Entries taken from a collection
---

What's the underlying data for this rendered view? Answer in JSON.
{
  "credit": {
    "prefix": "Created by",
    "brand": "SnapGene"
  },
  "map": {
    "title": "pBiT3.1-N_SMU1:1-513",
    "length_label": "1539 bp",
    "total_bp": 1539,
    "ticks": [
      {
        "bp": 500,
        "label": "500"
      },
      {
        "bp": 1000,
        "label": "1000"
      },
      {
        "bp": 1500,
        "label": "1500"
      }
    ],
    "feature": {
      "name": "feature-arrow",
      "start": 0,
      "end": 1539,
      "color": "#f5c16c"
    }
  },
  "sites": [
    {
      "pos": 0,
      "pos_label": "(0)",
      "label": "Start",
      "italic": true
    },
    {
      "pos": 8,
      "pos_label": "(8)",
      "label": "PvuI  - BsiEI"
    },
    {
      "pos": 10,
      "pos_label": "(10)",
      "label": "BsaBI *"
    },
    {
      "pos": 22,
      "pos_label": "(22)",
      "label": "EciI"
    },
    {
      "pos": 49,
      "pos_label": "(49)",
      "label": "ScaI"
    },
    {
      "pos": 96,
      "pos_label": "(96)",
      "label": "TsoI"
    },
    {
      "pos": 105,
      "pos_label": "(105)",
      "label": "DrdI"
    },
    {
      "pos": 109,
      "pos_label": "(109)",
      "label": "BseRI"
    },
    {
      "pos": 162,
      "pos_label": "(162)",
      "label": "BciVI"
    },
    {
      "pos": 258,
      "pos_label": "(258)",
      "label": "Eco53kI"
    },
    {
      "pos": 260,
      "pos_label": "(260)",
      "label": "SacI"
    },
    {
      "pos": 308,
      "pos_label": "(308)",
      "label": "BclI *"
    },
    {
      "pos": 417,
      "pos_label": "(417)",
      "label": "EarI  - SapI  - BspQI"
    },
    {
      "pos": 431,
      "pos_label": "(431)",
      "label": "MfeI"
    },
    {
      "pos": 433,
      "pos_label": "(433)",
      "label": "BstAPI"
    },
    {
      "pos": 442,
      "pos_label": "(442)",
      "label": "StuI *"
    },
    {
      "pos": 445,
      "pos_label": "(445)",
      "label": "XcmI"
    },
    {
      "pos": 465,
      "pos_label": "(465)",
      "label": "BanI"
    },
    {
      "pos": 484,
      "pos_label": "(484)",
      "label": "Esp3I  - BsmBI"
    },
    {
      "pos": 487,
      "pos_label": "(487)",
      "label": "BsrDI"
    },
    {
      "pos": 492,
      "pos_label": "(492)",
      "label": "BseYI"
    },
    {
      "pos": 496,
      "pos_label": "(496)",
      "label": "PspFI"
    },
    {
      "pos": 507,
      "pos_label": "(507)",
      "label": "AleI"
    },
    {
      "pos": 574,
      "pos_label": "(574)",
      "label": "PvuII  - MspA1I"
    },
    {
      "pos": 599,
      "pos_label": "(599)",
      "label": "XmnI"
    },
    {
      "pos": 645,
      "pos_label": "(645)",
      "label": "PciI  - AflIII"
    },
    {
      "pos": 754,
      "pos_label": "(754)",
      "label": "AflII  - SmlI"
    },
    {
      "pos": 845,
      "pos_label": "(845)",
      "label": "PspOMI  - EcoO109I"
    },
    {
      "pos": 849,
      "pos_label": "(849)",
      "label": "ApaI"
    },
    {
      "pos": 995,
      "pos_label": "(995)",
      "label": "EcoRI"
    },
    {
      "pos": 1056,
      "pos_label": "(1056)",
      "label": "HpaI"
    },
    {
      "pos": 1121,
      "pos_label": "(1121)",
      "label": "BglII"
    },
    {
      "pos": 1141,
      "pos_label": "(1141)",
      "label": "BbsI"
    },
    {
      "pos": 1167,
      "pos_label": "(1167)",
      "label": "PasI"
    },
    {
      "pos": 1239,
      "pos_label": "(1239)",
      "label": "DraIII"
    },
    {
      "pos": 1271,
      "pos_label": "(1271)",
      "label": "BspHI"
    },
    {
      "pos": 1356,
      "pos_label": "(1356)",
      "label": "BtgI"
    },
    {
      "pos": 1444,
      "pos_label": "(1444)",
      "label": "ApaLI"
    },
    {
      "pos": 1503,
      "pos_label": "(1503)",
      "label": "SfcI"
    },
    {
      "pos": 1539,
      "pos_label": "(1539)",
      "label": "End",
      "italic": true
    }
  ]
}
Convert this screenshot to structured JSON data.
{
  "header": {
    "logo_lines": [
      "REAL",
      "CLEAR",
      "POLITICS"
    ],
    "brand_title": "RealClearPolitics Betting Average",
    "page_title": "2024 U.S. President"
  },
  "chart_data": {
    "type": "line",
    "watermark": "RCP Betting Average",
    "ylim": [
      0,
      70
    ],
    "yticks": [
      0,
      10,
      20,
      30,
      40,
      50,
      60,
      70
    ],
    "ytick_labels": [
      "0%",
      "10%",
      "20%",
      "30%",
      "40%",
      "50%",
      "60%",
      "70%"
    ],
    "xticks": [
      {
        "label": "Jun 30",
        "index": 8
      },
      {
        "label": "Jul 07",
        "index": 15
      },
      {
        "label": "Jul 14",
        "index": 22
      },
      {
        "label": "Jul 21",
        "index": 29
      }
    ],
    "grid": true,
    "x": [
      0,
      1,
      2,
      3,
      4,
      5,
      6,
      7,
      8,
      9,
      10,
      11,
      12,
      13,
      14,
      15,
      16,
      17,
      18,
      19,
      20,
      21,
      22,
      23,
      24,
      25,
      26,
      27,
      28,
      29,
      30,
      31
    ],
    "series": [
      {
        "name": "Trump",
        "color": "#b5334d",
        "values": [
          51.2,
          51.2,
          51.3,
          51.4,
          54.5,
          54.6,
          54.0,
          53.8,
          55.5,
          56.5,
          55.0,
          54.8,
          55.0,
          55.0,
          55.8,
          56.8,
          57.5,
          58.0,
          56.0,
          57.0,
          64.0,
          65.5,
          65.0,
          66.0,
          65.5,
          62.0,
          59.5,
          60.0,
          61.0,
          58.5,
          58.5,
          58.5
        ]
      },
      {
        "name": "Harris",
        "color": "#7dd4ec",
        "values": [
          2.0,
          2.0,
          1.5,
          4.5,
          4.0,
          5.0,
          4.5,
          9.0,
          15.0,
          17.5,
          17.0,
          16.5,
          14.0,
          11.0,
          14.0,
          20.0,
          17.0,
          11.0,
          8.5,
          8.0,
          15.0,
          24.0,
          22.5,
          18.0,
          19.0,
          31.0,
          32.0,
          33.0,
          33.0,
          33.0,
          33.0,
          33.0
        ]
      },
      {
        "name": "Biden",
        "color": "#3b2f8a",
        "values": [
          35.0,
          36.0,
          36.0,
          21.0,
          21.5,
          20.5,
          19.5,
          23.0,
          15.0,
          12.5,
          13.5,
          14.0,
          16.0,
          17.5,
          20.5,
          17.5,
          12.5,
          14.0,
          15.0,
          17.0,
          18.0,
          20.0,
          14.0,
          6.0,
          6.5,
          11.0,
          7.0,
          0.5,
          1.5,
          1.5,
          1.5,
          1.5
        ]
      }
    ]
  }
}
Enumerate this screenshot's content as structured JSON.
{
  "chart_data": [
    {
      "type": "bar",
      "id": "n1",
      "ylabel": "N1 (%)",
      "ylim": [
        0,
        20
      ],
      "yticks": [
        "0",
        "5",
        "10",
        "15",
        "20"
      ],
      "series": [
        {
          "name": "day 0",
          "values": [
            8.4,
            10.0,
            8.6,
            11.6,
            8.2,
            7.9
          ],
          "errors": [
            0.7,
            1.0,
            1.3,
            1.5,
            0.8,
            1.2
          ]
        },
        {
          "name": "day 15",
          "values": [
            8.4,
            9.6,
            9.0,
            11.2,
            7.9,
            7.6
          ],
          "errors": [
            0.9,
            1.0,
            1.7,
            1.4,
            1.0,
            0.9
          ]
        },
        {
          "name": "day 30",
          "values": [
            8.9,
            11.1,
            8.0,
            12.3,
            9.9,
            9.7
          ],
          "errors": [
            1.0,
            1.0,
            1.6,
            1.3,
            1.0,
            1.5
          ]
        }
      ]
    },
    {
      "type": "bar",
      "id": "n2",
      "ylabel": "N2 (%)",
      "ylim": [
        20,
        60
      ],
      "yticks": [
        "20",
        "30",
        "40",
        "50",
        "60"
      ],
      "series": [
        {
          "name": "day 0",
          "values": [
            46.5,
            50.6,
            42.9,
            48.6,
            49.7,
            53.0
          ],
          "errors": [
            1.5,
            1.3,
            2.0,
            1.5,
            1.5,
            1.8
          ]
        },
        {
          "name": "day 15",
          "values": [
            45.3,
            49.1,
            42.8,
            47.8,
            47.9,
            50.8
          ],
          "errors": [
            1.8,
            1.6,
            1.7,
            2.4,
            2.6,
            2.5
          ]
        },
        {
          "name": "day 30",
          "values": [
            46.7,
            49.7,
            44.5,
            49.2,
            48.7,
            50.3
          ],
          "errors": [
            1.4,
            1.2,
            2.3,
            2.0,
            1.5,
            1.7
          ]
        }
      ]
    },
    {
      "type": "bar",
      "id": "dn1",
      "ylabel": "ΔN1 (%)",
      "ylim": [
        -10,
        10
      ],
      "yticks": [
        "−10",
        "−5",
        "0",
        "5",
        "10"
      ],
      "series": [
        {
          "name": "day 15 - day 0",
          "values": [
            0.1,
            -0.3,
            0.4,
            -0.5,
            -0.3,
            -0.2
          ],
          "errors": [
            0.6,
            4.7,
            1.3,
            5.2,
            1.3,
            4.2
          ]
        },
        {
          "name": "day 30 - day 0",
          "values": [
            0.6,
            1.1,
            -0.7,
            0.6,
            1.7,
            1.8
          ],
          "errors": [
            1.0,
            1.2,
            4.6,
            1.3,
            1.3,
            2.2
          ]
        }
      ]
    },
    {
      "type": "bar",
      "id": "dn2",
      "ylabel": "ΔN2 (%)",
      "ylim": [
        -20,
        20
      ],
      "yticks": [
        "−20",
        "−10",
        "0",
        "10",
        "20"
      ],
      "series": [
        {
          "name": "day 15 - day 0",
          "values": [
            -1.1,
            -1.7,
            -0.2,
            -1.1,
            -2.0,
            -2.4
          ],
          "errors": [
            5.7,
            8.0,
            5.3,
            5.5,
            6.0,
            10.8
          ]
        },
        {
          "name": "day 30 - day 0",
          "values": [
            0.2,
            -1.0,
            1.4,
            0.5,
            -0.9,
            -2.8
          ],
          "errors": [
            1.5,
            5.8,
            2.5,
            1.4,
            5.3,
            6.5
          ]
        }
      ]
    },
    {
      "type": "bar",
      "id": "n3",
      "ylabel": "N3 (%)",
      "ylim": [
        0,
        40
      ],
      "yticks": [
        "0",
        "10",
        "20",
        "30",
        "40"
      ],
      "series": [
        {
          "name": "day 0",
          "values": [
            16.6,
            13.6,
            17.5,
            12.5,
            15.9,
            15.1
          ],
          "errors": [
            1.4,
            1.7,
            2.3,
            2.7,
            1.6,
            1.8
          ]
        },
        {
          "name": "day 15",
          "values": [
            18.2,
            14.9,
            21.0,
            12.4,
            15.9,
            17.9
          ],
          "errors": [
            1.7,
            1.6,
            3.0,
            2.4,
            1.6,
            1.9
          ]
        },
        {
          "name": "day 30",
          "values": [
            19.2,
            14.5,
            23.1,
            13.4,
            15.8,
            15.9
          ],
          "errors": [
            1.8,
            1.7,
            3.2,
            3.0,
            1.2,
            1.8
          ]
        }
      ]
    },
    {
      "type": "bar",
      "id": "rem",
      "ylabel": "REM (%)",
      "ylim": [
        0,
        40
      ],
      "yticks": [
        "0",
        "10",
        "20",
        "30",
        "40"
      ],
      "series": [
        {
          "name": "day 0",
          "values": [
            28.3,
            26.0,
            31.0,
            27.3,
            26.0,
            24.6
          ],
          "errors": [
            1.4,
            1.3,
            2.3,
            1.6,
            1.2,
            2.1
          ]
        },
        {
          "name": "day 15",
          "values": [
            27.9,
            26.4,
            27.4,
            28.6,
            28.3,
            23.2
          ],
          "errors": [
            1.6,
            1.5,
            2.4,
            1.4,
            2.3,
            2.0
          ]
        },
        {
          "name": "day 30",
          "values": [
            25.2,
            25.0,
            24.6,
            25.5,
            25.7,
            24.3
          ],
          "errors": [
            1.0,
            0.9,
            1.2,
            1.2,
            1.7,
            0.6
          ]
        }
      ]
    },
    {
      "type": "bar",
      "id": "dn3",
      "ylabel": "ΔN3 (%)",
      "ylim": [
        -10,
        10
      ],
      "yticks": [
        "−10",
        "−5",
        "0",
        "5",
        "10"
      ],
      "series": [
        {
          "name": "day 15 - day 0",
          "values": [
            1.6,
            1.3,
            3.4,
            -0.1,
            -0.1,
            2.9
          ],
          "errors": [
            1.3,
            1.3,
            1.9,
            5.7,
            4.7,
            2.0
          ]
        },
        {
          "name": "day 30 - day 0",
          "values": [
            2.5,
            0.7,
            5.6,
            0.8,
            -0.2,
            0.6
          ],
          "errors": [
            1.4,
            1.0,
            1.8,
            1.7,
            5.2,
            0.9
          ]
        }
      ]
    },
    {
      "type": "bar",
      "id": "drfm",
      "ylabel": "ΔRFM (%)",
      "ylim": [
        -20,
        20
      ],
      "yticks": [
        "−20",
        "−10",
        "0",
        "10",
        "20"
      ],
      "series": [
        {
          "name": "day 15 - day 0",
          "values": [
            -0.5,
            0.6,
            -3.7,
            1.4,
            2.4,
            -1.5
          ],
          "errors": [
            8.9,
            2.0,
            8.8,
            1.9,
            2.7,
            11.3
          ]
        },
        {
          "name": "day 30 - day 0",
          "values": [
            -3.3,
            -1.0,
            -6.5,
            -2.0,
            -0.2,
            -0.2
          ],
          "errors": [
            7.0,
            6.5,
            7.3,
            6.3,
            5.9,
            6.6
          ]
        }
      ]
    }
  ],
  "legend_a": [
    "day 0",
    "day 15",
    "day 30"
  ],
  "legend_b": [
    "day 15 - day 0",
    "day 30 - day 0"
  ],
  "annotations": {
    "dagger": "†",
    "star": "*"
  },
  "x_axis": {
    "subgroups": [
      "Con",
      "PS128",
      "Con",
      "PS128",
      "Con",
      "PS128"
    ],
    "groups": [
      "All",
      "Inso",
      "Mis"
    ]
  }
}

---

• EXERCISE DESCRIPTION: Copy each line of the records containing the string "ylabel".

• EXERCISE ANSWER:
      "ylabel": "N1 (%)",
      "ylabel": "N2 (%)",
      "ylabel": "ΔN1 (%)",
      "ylabel": "ΔN2 (%)",
      "ylabel": "N3 (%)",
      "ylabel": "REM (%)",
      "ylabel": "ΔN3 (%)",
      "ylabel": "ΔRFM (%)",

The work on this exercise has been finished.